● TASK GOAL: Images are not part of the copy; write out the rest of the data exactly as given.
-- begin TASK INPUTS --
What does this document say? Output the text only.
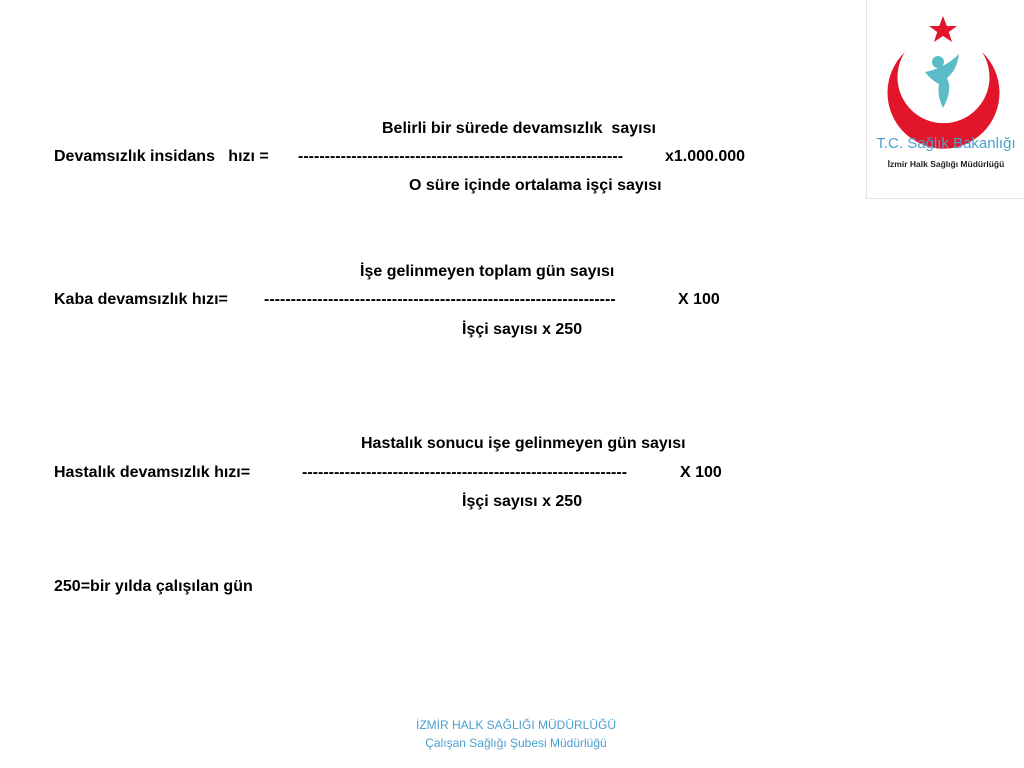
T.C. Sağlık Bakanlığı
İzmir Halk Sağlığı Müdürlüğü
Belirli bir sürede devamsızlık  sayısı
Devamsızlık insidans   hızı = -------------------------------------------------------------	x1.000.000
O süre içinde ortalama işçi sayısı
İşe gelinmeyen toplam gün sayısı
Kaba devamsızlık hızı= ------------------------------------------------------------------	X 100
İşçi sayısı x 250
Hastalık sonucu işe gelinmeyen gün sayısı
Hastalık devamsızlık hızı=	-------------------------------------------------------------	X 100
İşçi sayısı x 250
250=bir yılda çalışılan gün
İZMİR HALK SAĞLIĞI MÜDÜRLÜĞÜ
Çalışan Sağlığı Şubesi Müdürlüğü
-- end TASK INPUTS --
● OUTPUT FOR THIS TASK:
What does this document say? Output the text only.
T.C. Sağlık Bakanlığı
İzmir Halk Sağlığı Müdürlüğü
Belirli bir sürede devamsızlık  sayısı
Devamsızlık insidans   hızı = -------------------------------------------------------------	x1.000.000
O süre içinde ortalama işçi sayısı
İşe gelinmeyen toplam gün sayısı
Kaba devamsızlık hızı= ------------------------------------------------------------------	X 100
İşçi sayısı x 250
Hastalık sonucu işe gelinmeyen gün sayısı
Hastalık devamsızlık hızı=	-------------------------------------------------------------	X 100
İşçi sayısı x 250
250=bir yılda çalışılan gün
İZMİR HALK SAĞLIĞI MÜDÜRLÜĞÜ
Çalışan Sağlığı Şubesi Müdürlüğü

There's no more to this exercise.